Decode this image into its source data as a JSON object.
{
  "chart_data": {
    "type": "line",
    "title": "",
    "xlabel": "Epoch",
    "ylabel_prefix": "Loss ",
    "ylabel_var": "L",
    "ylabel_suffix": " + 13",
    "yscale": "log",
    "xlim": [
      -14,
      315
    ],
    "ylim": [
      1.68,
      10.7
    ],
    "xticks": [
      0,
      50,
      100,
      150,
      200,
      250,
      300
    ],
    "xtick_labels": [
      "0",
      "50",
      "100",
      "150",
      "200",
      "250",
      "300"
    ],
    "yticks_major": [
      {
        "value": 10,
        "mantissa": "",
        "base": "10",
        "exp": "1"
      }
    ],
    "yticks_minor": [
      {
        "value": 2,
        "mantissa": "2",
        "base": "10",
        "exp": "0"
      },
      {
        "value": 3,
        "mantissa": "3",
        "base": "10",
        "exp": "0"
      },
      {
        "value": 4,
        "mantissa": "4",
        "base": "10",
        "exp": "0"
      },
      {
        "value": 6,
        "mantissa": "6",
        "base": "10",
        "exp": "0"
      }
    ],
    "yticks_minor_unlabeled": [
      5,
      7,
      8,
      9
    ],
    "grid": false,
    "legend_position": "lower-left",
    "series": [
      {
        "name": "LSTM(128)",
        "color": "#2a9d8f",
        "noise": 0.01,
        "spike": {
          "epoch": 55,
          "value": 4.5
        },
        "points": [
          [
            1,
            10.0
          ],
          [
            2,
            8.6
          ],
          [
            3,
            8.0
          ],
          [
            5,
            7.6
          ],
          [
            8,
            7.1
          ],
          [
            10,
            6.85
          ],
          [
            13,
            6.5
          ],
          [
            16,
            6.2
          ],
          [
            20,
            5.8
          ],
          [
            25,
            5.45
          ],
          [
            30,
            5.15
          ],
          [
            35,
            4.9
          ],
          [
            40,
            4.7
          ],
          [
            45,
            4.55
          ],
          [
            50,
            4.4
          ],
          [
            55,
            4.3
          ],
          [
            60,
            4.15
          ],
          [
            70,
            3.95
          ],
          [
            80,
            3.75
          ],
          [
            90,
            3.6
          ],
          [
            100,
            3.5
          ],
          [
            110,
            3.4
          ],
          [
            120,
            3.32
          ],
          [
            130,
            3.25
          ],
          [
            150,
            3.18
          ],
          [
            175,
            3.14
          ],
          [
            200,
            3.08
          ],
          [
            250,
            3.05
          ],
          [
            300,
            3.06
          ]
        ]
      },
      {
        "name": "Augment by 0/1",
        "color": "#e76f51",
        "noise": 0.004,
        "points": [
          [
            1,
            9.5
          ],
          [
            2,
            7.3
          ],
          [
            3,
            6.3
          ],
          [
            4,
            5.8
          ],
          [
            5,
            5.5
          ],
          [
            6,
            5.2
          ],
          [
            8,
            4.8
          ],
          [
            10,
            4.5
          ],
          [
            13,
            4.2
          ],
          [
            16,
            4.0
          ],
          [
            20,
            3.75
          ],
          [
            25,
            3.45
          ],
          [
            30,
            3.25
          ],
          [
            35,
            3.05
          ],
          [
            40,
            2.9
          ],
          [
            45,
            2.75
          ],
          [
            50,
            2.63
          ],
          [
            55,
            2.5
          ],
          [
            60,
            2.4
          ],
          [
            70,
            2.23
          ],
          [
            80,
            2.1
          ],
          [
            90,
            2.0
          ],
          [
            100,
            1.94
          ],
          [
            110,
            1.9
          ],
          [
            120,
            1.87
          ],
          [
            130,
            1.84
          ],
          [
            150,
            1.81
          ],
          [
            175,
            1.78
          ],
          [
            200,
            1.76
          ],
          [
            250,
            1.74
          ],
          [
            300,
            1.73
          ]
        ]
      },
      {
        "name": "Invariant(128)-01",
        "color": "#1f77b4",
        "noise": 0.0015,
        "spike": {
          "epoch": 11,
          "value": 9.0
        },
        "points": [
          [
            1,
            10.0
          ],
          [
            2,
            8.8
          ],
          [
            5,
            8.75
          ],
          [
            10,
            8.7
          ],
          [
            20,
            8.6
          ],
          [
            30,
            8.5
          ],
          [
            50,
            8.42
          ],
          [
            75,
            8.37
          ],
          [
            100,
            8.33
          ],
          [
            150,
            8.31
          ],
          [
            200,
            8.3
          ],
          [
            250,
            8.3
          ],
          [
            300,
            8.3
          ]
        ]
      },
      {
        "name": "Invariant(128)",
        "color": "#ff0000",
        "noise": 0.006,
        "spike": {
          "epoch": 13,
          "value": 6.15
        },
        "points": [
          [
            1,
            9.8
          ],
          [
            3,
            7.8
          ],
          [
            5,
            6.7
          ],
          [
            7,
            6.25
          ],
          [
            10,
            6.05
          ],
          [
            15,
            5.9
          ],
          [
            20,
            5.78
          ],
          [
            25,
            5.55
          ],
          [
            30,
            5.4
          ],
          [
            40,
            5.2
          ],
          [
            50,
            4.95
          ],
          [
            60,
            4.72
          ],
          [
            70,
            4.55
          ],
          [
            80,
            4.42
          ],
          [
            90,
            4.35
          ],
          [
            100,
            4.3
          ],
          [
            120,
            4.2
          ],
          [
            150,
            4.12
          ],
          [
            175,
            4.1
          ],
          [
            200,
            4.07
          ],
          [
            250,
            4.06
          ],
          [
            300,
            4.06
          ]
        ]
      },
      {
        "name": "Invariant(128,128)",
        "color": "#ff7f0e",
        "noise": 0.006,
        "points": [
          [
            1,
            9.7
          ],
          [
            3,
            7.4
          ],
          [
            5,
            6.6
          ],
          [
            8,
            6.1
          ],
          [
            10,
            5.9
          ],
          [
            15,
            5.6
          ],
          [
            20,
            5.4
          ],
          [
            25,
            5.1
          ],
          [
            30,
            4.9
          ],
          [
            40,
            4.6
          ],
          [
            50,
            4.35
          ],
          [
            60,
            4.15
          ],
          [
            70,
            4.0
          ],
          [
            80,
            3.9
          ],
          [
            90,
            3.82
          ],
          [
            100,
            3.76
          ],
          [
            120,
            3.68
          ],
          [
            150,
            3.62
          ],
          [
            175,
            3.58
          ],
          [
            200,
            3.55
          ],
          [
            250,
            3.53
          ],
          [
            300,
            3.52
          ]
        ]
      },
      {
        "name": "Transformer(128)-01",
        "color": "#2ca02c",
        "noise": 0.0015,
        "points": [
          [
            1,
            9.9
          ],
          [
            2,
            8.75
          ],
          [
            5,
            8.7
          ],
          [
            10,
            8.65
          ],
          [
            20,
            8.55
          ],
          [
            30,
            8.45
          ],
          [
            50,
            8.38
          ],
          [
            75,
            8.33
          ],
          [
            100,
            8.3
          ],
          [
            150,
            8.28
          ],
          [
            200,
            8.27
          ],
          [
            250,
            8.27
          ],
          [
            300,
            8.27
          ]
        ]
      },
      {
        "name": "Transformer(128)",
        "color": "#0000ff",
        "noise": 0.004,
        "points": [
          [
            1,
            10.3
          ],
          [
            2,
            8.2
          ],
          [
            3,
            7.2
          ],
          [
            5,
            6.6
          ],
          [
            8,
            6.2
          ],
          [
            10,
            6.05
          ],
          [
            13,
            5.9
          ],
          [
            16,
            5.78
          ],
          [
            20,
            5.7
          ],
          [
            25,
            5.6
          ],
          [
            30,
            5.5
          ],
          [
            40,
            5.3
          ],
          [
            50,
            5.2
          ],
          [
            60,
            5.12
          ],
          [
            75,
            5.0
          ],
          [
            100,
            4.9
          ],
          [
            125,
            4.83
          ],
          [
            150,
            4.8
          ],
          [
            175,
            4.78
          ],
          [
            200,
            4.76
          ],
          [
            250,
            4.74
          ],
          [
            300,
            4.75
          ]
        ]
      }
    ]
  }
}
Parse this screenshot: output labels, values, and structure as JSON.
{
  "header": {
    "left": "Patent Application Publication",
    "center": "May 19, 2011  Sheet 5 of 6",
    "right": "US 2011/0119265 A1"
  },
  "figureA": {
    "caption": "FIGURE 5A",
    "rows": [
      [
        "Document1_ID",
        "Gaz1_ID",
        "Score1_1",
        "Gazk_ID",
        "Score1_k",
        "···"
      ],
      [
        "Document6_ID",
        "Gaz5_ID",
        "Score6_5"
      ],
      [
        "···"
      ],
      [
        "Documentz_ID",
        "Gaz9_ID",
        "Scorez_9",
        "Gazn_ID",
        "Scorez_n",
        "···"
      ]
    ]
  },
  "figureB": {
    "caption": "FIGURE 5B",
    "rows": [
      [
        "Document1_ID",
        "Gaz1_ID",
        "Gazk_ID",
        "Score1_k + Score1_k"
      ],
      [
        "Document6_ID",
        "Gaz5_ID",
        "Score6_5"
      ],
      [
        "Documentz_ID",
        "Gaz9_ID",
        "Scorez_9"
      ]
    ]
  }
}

> _WHAT IS BEING ASKED_
Include both ends. Return the line holding "Parse this screenshot: output" and all lines after it in the records above, exactly as written.

> _TASK RESULT_
Parse this screenshot: output labels, values, and structure as JSON.
{
  "header": {
    "left": "Patent Application Publication",
    "center": "May 19, 2011  Sheet 5 of 6",
    "right": "US 2011/0119265 A1"
  },
  "figureA": {
    "caption": "FIGURE 5A",
    "rows": [
      [
        "Document1_ID",
        "Gaz1_ID",
        "Score1_1",
        "Gazk_ID",
        "Score1_k",
        "···"
      ],
      [
        "Document6_ID",
        "Gaz5_ID",
        "Score6_5"
      ],
      [
        "···"
      ],
      [
        "Documentz_ID",
        "Gaz9_ID",
        "Scorez_9",
        "Gazn_ID",
        "Scorez_n",
        "···"
      ]
    ]
  },
  "figureB": {
    "caption": "FIGURE 5B",
    "rows": [
      [
        "Document1_ID",
        "Gaz1_ID",
        "Gazk_ID",
        "Score1_k + Score1_k"
      ],
      [
        "Document6_ID",
        "Gaz5_ID",
        "Score6_5"
      ],
      [
        "Documentz_ID",
        "Gaz9_ID",
        "Scorez_9"
      ]
    ]
  }
}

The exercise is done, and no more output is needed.